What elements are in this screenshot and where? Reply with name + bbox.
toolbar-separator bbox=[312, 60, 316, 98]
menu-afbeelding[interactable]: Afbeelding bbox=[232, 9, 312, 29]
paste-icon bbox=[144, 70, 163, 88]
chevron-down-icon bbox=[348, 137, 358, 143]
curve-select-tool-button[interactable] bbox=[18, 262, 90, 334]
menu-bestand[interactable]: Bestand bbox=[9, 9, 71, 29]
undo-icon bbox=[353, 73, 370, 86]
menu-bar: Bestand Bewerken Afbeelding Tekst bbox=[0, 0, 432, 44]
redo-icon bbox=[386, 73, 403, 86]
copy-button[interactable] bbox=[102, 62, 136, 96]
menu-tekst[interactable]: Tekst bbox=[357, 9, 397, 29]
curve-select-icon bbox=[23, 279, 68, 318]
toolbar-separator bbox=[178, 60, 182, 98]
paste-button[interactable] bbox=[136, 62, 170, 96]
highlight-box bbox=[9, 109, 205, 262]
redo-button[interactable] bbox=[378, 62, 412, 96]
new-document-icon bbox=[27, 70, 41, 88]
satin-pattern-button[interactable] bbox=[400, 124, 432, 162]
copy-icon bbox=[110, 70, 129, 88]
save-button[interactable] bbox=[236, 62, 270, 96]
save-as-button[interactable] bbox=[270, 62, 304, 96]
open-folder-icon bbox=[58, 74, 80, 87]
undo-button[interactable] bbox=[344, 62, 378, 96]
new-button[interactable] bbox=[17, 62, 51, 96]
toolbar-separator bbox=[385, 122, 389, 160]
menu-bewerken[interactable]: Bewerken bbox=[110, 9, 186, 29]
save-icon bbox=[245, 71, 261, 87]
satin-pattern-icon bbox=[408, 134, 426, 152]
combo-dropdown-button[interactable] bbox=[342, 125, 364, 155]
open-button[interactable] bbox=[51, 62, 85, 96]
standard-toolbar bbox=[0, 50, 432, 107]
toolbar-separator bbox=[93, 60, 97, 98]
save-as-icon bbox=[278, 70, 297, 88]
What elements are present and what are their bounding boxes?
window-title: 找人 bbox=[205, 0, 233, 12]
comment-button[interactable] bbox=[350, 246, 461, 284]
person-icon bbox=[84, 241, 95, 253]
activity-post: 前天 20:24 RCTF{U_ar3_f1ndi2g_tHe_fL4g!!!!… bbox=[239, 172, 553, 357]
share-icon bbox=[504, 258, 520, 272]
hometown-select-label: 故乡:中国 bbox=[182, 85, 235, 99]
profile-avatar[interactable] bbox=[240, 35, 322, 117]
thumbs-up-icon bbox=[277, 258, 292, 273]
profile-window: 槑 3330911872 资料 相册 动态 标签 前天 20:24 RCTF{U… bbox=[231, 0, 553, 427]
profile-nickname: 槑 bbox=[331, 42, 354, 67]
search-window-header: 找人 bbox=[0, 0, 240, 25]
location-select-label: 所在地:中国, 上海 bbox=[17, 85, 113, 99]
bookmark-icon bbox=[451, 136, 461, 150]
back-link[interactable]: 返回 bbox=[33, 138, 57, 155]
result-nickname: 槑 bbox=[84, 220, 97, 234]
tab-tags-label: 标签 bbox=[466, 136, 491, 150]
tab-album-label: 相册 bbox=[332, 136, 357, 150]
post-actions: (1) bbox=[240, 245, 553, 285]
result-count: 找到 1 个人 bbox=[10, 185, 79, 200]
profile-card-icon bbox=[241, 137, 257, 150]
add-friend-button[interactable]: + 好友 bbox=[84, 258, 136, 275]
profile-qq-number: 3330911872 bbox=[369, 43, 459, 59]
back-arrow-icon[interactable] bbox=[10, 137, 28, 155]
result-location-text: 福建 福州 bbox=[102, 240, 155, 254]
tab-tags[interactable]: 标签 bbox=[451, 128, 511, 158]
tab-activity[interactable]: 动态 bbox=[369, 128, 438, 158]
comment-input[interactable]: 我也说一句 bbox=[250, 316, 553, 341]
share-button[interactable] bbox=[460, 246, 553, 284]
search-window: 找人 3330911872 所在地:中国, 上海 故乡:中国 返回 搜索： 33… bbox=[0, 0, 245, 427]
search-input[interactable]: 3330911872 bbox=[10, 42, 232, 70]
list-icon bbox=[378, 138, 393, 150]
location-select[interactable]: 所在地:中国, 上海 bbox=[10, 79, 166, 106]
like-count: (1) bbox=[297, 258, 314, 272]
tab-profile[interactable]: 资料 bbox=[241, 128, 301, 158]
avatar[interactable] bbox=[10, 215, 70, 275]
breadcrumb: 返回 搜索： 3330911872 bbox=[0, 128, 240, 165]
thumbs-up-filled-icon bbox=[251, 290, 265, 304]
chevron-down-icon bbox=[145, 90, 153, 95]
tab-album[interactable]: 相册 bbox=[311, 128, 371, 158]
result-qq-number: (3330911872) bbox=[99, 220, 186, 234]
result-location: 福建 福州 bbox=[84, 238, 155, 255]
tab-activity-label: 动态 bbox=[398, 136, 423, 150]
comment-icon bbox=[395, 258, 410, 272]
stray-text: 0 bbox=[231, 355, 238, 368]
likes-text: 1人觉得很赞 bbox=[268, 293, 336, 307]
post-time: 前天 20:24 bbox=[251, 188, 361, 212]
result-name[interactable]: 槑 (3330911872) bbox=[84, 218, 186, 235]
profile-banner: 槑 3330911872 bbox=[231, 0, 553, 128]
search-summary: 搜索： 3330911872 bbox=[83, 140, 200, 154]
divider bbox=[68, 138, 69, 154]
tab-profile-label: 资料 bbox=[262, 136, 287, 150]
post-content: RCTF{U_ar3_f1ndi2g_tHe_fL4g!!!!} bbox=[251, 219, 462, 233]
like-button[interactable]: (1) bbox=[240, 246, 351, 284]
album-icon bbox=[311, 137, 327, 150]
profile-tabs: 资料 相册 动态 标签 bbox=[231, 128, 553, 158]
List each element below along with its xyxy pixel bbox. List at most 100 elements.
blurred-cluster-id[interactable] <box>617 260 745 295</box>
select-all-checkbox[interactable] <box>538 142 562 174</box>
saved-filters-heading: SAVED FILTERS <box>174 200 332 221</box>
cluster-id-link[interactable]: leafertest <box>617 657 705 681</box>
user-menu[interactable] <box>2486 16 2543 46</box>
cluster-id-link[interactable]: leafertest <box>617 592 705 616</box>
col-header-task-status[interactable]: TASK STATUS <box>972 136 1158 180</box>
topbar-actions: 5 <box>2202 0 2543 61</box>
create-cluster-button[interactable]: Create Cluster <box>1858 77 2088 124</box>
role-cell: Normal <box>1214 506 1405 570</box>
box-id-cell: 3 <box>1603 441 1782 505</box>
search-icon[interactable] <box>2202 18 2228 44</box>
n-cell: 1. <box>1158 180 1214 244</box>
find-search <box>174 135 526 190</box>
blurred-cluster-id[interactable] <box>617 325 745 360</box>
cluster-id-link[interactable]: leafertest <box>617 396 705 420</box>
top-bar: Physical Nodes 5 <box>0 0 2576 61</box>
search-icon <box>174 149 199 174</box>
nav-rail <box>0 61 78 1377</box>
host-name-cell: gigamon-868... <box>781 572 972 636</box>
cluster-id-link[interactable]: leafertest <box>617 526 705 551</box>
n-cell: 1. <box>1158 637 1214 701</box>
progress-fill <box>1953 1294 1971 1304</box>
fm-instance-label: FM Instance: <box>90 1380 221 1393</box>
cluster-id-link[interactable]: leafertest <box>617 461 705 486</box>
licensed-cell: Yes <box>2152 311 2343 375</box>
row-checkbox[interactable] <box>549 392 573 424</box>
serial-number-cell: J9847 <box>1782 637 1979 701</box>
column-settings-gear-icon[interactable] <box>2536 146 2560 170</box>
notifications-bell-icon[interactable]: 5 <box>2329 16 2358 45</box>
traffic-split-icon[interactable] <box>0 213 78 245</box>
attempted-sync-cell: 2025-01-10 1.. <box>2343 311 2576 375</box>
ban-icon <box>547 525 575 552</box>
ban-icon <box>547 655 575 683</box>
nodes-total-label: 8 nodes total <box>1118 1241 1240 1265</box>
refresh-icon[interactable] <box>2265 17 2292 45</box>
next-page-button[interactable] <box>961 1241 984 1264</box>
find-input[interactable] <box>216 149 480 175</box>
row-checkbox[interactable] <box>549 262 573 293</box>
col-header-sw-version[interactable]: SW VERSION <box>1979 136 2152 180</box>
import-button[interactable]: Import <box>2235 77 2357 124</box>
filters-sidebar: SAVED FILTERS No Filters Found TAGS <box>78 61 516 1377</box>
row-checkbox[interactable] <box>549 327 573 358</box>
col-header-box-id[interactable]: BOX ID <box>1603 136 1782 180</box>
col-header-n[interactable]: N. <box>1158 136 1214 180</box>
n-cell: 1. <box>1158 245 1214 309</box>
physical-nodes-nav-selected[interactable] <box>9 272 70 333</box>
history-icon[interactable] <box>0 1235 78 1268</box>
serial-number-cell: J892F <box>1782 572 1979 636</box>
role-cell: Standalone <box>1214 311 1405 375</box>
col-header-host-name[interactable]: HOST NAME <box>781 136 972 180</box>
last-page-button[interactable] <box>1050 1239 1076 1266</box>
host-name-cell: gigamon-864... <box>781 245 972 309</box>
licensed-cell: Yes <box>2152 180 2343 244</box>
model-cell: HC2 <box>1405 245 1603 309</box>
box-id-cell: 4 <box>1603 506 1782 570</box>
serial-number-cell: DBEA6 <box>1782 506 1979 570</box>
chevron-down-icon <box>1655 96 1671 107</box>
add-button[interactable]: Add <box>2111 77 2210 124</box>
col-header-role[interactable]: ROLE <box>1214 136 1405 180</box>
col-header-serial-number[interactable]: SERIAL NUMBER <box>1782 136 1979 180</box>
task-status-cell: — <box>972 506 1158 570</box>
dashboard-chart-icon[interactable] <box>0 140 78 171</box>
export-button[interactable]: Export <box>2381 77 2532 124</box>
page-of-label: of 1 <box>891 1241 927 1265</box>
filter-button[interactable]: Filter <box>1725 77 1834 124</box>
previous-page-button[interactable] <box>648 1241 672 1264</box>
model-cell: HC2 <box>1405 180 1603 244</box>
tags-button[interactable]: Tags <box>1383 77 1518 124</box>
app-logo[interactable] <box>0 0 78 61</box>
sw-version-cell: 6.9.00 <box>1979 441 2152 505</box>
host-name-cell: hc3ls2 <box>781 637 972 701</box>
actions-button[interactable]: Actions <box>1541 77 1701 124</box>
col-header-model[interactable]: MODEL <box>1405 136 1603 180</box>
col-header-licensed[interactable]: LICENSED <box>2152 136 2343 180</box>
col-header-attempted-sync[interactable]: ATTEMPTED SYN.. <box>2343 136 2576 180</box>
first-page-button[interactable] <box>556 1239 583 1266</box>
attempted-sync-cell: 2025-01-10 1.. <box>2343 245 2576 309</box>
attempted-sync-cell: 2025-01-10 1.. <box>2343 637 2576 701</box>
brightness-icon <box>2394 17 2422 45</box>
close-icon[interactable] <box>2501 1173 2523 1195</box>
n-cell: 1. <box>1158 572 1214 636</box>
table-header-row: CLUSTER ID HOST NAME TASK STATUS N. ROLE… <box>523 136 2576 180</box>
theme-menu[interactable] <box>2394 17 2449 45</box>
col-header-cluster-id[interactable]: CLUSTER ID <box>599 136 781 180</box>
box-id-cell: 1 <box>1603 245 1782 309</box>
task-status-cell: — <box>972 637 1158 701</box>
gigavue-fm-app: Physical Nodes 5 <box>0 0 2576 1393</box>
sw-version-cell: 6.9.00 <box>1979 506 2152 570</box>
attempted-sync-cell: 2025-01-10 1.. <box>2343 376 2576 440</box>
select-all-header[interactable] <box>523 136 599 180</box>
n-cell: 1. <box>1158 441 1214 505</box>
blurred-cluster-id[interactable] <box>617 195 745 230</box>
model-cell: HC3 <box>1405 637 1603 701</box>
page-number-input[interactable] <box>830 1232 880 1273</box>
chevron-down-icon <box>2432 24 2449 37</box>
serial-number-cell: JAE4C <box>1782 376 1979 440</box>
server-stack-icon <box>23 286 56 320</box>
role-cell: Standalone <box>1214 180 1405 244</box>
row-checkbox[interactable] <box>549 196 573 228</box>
****************************************
행 맨 처음에서 시작해 "toolbar-separator bbox=[178, 60, 182, 98]" 부분이 담긴 줄에서 끝나는 범위를 양 끝까지 포함해, 줄마다 문자열 하나씩 든 JSON 목록으로 정리해 주시겠어요? 빈 줄은 넣지 마세요.

**응답**
[
  "What elements are in this screenshot and where? Reply with name + bbox.",
  "toolbar-separator bbox=[312, 60, 316, 98]",
  "menu-afbeelding[interactable]: Afbeelding bbox=[232, 9, 312, 29]",
  "paste-icon bbox=[144, 70, 163, 88]",
  "chevron-down-icon bbox=[348, 137, 358, 143]",
  "curve-select-tool-button[interactable] bbox=[18, 262, 90, 334]",
  "menu-bestand[interactable]: Bestand bbox=[9, 9, 71, 29]",
  "undo-icon bbox=[353, 73, 370, 86]",
  "menu-bar: Bestand Bewerken Afbeelding Tekst bbox=[0, 0, 432, 44]",
  "redo-icon bbox=[386, 73, 403, 86]",
  "copy-button[interactable] bbox=[102, 62, 136, 96]",
  "menu-tekst[interactable]: Tekst bbox=[357, 9, 397, 29]",
  "curve-select-icon bbox=[23, 279, 68, 318]",
  "toolbar-separator bbox=[178, 60, 182, 98]"
]